◆ PROBLEM DETAILS
Only the pictures are omitted; repeat all other data exactly.

◆ RECORDS FOR PROCESSING
- - -

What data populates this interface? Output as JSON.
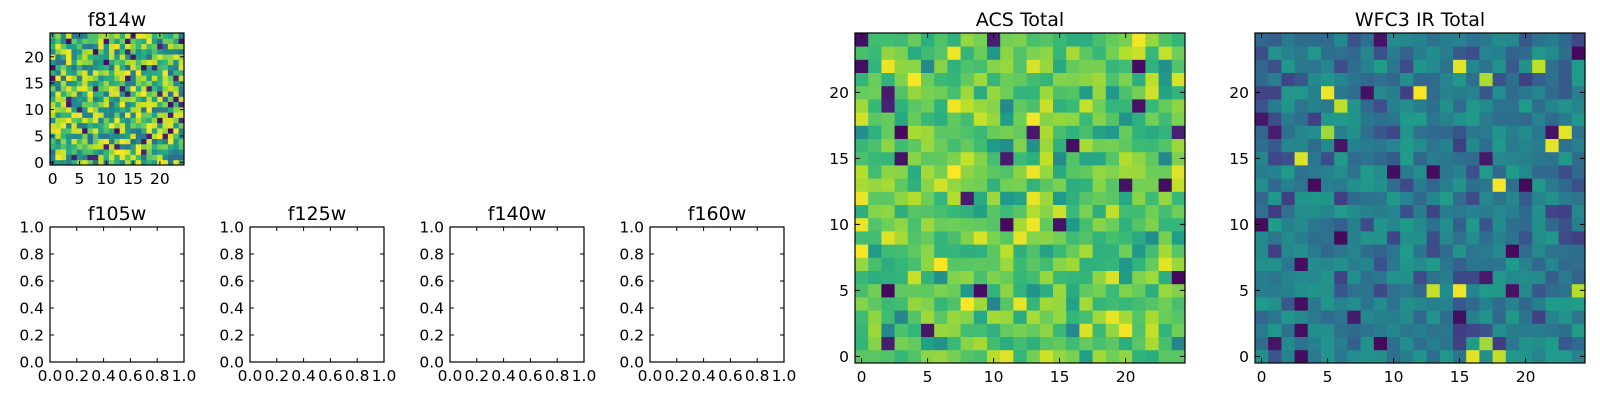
{
  "chart_data": [
    {
      "type": "heatmap",
      "title": "f814w",
      "nx": 25,
      "ny": 25,
      "xlim": [
        -0.5,
        24.5
      ],
      "ylim": [
        -0.5,
        24.5
      ],
      "xticks": [
        0,
        5,
        10,
        15,
        20
      ],
      "yticks": [
        0,
        5,
        10,
        15,
        20
      ],
      "colormap": "viridis",
      "value_range": [
        0,
        1
      ],
      "origin": "lower"
    },
    {
      "type": "scatter",
      "title": "f105w",
      "xlim": [
        0.0,
        1.0
      ],
      "ylim": [
        0.0,
        1.0
      ],
      "xticks": [
        "0.0",
        "0.2",
        "0.4",
        "0.6",
        "0.8",
        "1.0"
      ],
      "yticks": [
        "0.0",
        "0.2",
        "0.4",
        "0.6",
        "0.8",
        "1.0"
      ],
      "series": []
    },
    {
      "type": "scatter",
      "title": "f125w",
      "xlim": [
        0.0,
        1.0
      ],
      "ylim": [
        0.0,
        1.0
      ],
      "xticks": [
        "0.0",
        "0.2",
        "0.4",
        "0.6",
        "0.8",
        "1.0"
      ],
      "yticks": [
        "0.0",
        "0.2",
        "0.4",
        "0.6",
        "0.8",
        "1.0"
      ],
      "series": []
    },
    {
      "type": "scatter",
      "title": "f140w",
      "xlim": [
        0.0,
        1.0
      ],
      "ylim": [
        0.0,
        1.0
      ],
      "xticks": [
        "0.0",
        "0.2",
        "0.4",
        "0.6",
        "0.8",
        "1.0"
      ],
      "yticks": [
        "0.0",
        "0.2",
        "0.4",
        "0.6",
        "0.8",
        "1.0"
      ],
      "series": []
    },
    {
      "type": "scatter",
      "title": "f160w",
      "xlim": [
        0.0,
        1.0
      ],
      "ylim": [
        0.0,
        1.0
      ],
      "xticks": [
        "0.0",
        "0.2",
        "0.4",
        "0.6",
        "0.8",
        "1.0"
      ],
      "yticks": [
        "0.0",
        "0.2",
        "0.4",
        "0.6",
        "0.8",
        "1.0"
      ],
      "series": []
    },
    {
      "type": "heatmap",
      "title": "ACS Total",
      "nx": 25,
      "ny": 25,
      "xlim": [
        -0.5,
        24.5
      ],
      "ylim": [
        -0.5,
        24.5
      ],
      "xticks": [
        0,
        5,
        10,
        15,
        20
      ],
      "yticks": [
        0,
        5,
        10,
        15,
        20
      ],
      "colormap": "viridis",
      "value_range": [
        0,
        1
      ],
      "origin": "lower",
      "distribution": "mostly high values (green-yellow), sparse dark pixels"
    },
    {
      "type": "heatmap",
      "title": "WFC3 IR Total",
      "nx": 25,
      "ny": 25,
      "xlim": [
        -0.5,
        24.5
      ],
      "ylim": [
        -0.5,
        24.5
      ],
      "xticks": [
        0,
        5,
        10,
        15,
        20
      ],
      "yticks": [
        0,
        5,
        10,
        15,
        20
      ],
      "colormap": "viridis",
      "value_range": [
        0,
        1
      ],
      "origin": "lower",
      "distribution": "mostly mid values (teal-green), sparse yellow and dark pixels"
    }
  ]
}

- - -

◆ SOLUTION FOR THIS PROBLEM
What data populates this interface? Output as JSON.
{
  "chart_data": [
    {
      "type": "heatmap",
      "title": "f814w",
      "nx": 25,
      "ny": 25,
      "xlim": [
        -0.5,
        24.5
      ],
      "ylim": [
        -0.5,
        24.5
      ],
      "xticks": [
        0,
        5,
        10,
        15,
        20
      ],
      "yticks": [
        0,
        5,
        10,
        15,
        20
      ],
      "colormap": "viridis",
      "value_range": [
        0,
        1
      ],
      "origin": "lower"
    },
    {
      "type": "scatter",
      "title": "f105w",
      "xlim": [
        0.0,
        1.0
      ],
      "ylim": [
        0.0,
        1.0
      ],
      "xticks": [
        "0.0",
        "0.2",
        "0.4",
        "0.6",
        "0.8",
        "1.0"
      ],
      "yticks": [
        "0.0",
        "0.2",
        "0.4",
        "0.6",
        "0.8",
        "1.0"
      ],
      "series": []
    },
    {
      "type": "scatter",
      "title": "f125w",
      "xlim": [
        0.0,
        1.0
      ],
      "ylim": [
        0.0,
        1.0
      ],
      "xticks": [
        "0.0",
        "0.2",
        "0.4",
        "0.6",
        "0.8",
        "1.0"
      ],
      "yticks": [
        "0.0",
        "0.2",
        "0.4",
        "0.6",
        "0.8",
        "1.0"
      ],
      "series": []
    },
    {
      "type": "scatter",
      "title": "f140w",
      "xlim": [
        0.0,
        1.0
      ],
      "ylim": [
        0.0,
        1.0
      ],
      "xticks": [
        "0.0",
        "0.2",
        "0.4",
        "0.6",
        "0.8",
        "1.0"
      ],
      "yticks": [
        "0.0",
        "0.2",
        "0.4",
        "0.6",
        "0.8",
        "1.0"
      ],
      "series": []
    },
    {
      "type": "scatter",
      "title": "f160w",
      "xlim": [
        0.0,
        1.0
      ],
      "ylim": [
        0.0,
        1.0
      ],
      "xticks": [
        "0.0",
        "0.2",
        "0.4",
        "0.6",
        "0.8",
        "1.0"
      ],
      "yticks": [
        "0.0",
        "0.2",
        "0.4",
        "0.6",
        "0.8",
        "1.0"
      ],
      "series": []
    },
    {
      "type": "heatmap",
      "title": "ACS Total",
      "nx": 25,
      "ny": 25,
      "xlim": [
        -0.5,
        24.5
      ],
      "ylim": [
        -0.5,
        24.5
      ],
      "xticks": [
        0,
        5,
        10,
        15,
        20
      ],
      "yticks": [
        0,
        5,
        10,
        15,
        20
      ],
      "colormap": "viridis",
      "value_range": [
        0,
        1
      ],
      "origin": "lower",
      "distribution": "mostly high values (green-yellow), sparse dark pixels"
    },
    {
      "type": "heatmap",
      "title": "WFC3 IR Total",
      "nx": 25,
      "ny": 25,
      "xlim": [
        -0.5,
        24.5
      ],
      "ylim": [
        -0.5,
        24.5
      ],
      "xticks": [
        0,
        5,
        10,
        15,
        20
      ],
      "yticks": [
        0,
        5,
        10,
        15,
        20
      ],
      "colormap": "viridis",
      "value_range": [
        0,
        1
      ],
      "origin": "lower",
      "distribution": "mostly mid values (teal-green), sparse yellow and dark pixels"
    }
  ]
}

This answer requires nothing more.